**DATA:**
========

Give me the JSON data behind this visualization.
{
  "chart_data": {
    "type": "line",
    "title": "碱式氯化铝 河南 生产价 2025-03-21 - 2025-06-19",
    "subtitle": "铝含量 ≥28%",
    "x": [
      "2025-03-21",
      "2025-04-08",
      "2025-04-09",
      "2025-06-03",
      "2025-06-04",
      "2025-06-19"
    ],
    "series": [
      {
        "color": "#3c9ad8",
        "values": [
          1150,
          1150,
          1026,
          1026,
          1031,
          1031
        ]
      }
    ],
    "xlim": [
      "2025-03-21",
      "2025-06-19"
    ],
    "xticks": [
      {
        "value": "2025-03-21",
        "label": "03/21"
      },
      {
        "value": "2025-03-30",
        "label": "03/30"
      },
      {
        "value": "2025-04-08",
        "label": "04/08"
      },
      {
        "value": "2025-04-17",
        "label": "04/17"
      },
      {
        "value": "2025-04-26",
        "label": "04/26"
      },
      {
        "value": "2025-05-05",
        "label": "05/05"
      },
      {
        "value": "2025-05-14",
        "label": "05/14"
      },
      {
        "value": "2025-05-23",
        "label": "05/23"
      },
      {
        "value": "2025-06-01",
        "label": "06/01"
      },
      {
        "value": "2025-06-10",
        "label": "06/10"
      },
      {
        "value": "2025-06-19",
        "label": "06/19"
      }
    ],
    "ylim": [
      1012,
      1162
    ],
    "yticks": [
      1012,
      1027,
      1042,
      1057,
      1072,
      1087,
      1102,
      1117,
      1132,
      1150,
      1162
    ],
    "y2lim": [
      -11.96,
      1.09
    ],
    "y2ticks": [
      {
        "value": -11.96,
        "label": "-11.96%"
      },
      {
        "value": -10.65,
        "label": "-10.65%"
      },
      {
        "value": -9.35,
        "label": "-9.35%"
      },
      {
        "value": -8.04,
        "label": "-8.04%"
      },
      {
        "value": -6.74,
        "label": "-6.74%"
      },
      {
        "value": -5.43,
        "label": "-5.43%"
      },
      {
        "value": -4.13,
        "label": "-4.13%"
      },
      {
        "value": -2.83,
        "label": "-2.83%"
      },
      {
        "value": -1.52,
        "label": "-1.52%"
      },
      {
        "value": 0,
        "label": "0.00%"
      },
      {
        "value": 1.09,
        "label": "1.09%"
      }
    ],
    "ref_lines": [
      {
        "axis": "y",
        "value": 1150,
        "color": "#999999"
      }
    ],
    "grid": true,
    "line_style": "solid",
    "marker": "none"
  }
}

========

Repeat the material above in full, exactly as it stands.

**FINAL RESULT:**
Give me the JSON data behind this visualization.
{
  "chart_data": {
    "type": "line",
    "title": "碱式氯化铝 河南 生产价 2025-03-21 - 2025-06-19",
    "subtitle": "铝含量 ≥28%",
    "x": [
      "2025-03-21",
      "2025-04-08",
      "2025-04-09",
      "2025-06-03",
      "2025-06-04",
      "2025-06-19"
    ],
    "series": [
      {
        "color": "#3c9ad8",
        "values": [
          1150,
          1150,
          1026,
          1026,
          1031,
          1031
        ]
      }
    ],
    "xlim": [
      "2025-03-21",
      "2025-06-19"
    ],
    "xticks": [
      {
        "value": "2025-03-21",
        "label": "03/21"
      },
      {
        "value": "2025-03-30",
        "label": "03/30"
      },
      {
        "value": "2025-04-08",
        "label": "04/08"
      },
      {
        "value": "2025-04-17",
        "label": "04/17"
      },
      {
        "value": "2025-04-26",
        "label": "04/26"
      },
      {
        "value": "2025-05-05",
        "label": "05/05"
      },
      {
        "value": "2025-05-14",
        "label": "05/14"
      },
      {
        "value": "2025-05-23",
        "label": "05/23"
      },
      {
        "value": "2025-06-01",
        "label": "06/01"
      },
      {
        "value": "2025-06-10",
        "label": "06/10"
      },
      {
        "value": "2025-06-19",
        "label": "06/19"
      }
    ],
    "ylim": [
      1012,
      1162
    ],
    "yticks": [
      1012,
      1027,
      1042,
      1057,
      1072,
      1087,
      1102,
      1117,
      1132,
      1150,
      1162
    ],
    "y2lim": [
      -11.96,
      1.09
    ],
    "y2ticks": [
      {
        "value": -11.96,
        "label": "-11.96%"
      },
      {
        "value": -10.65,
        "label": "-10.65%"
      },
      {
        "value": -9.35,
        "label": "-9.35%"
      },
      {
        "value": -8.04,
        "label": "-8.04%"
      },
      {
        "value": -6.74,
        "label": "-6.74%"
      },
      {
        "value": -5.43,
        "label": "-5.43%"
      },
      {
        "value": -4.13,
        "label": "-4.13%"
      },
      {
        "value": -2.83,
        "label": "-2.83%"
      },
      {
        "value": -1.52,
        "label": "-1.52%"
      },
      {
        "value": 0,
        "label": "0.00%"
      },
      {
        "value": 1.09,
        "label": "1.09%"
      }
    ],
    "ref_lines": [
      {
        "axis": "y",
        "value": 1150,
        "color": "#999999"
      }
    ],
    "grid": true,
    "line_style": "solid",
    "marker": "none"
  }
}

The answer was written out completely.